### TASK TO COMPLETE
Where a line of the listing below includes the word "forms", reproduce that line.

### Collection entries
────────────────────

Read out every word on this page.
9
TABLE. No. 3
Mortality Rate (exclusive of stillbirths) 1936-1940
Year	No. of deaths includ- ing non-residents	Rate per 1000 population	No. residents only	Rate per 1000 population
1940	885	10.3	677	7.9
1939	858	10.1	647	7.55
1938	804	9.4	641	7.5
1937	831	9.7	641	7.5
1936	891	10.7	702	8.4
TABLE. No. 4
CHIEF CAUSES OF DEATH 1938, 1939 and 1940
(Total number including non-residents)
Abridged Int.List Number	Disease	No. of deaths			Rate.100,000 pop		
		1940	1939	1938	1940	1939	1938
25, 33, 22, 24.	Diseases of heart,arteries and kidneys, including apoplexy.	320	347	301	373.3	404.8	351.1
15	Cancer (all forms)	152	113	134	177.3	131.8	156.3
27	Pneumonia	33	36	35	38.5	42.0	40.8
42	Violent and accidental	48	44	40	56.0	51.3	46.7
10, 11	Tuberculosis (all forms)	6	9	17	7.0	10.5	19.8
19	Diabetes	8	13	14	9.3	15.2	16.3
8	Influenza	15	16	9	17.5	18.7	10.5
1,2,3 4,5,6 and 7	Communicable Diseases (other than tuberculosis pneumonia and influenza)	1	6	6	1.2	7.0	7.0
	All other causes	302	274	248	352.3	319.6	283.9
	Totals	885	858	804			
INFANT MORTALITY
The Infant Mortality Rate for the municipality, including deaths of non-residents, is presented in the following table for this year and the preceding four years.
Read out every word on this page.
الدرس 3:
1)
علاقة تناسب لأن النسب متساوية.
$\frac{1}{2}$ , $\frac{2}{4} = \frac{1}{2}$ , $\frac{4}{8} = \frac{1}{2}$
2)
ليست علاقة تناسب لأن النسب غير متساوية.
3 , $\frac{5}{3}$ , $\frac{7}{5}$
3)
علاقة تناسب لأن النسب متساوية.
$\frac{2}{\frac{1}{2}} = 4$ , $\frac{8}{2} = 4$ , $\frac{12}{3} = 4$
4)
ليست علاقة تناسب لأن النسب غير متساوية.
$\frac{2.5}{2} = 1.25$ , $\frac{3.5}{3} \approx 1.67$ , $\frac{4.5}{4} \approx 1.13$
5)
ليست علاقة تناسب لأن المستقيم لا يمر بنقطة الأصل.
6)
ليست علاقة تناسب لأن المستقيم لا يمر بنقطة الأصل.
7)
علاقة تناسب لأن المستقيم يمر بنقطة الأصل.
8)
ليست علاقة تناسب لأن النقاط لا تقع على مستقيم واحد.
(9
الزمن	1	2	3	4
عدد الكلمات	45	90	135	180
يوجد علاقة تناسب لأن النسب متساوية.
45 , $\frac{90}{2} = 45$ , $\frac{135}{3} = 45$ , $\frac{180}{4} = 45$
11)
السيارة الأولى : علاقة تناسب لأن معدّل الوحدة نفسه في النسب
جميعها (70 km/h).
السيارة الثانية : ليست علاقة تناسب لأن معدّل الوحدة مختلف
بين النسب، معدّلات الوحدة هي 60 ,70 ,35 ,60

────────────────────

### EXERCISE OUTPUT
15	Cancer (all forms)	152	113	134	177.3	131.8	156.3
10, 11	Tuberculosis (all forms)	6	9	17	7.0	10.5	19.8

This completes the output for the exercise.